### TO DO
Quote the passage in the transcript below word for word, starting with "Naomi Aldort: So" and going on through "question on already.".

start SOURCE TEXT

Naomi Aldort: But just deciding who is furnishing the house, who is deciding what the house would look like, who is deciding All kinds of details, you know, in a household. So in parenting it's the same thing. You know there are things I want fathers to have close relationship with the children without the stress of. You know, mommy doesn't let you do this, so I have to, i'm going to do behind her back, or all these things that happen that create tension for the couple, which is not good for the children right there or for the couple. So if you sit down and decide who is in charge of what you know, so maybe, yeah, usually the mother would be The better person to have the final word on education doesn't mean you don't have a conversation, but more listening to her and looking at all the details. So that's why my husband was very good about that And he wasn't as skilled.
Naomi Aldort: So if the children were fighting and he had a problem dealing with them, he would call me, he called me a miracle worker. So, yeah, me if I did what I want to do, it won't look very good Because he knew he would get angry, he would raise his voice or whatever. So he was wise enough To know the differences, to know who is good at what. So, you know, not be bothered about the cars or about Income or investments. I didn't care about these things, not that I couldn't, but I Can't stand the subject. And yet with when was the children? it was up to me At the end of the day yeah, i Have a question on already.

end SOURCE TEXT
start DATA

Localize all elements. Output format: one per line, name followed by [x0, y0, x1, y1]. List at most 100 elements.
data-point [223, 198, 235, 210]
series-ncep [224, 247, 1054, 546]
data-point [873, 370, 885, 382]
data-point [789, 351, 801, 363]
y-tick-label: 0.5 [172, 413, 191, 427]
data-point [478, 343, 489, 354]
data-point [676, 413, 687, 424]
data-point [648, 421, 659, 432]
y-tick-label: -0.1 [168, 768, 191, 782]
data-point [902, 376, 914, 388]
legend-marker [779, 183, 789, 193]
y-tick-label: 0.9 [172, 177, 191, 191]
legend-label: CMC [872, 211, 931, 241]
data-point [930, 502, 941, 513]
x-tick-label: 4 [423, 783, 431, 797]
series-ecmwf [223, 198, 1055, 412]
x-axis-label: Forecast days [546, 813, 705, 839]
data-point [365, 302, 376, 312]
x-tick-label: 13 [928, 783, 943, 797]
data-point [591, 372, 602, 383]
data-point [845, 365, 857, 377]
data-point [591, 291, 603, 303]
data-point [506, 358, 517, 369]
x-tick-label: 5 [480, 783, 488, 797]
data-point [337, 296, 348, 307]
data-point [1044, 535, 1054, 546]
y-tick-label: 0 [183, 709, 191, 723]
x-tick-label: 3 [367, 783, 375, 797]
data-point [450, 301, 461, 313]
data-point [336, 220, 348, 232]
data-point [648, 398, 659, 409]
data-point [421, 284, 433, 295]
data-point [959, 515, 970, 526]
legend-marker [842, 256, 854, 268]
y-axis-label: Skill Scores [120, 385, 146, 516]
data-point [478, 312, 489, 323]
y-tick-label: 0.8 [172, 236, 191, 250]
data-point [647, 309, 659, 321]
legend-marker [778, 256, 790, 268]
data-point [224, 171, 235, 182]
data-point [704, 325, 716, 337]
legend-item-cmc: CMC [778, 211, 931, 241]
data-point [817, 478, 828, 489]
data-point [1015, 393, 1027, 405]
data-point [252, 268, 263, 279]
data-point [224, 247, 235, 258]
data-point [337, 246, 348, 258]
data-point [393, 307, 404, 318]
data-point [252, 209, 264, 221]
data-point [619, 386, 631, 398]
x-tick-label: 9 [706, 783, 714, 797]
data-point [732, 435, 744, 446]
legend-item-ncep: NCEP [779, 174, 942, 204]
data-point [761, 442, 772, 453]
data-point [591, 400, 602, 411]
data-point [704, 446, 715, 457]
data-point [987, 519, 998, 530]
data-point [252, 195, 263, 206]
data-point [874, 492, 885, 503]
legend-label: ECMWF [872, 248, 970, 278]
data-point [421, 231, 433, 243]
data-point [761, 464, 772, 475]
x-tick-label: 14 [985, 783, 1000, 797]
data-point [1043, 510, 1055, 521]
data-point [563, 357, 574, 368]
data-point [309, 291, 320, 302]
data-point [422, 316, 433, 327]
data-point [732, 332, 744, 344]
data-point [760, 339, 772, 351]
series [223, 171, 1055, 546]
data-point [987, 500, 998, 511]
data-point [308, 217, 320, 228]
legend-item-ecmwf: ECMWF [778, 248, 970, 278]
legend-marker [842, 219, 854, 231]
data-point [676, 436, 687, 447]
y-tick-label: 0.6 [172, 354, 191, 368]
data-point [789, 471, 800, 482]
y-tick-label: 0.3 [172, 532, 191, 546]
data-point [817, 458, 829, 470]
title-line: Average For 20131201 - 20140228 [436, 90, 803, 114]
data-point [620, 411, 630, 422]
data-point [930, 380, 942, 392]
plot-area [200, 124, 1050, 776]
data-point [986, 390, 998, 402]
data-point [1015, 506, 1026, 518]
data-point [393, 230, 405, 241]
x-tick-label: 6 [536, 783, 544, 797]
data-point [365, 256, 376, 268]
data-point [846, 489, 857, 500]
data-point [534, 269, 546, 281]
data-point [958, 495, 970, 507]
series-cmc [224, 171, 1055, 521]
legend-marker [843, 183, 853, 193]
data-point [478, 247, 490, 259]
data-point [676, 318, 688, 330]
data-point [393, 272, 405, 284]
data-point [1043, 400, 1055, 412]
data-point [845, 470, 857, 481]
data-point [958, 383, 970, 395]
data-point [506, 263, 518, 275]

end DATA

### RESULT OF THE TASK
Naomi Aldort: So if the children were fighting and he had a problem dealing with them, he would call me, he called me a miracle worker. So, yeah, me if I did what I want to do, it won't look very good Because he knew he would get angry, he would raise his voice or whatever. So he was wise enough To know the differences, to know who is good at what. So, you know, not be bothered about the cars or about Income or investments. I didn't care about these things, not that I couldn't, but I Can't stand the subject. And yet with when was the children? it was up to me At the end of the day yeah, i Have a question on already.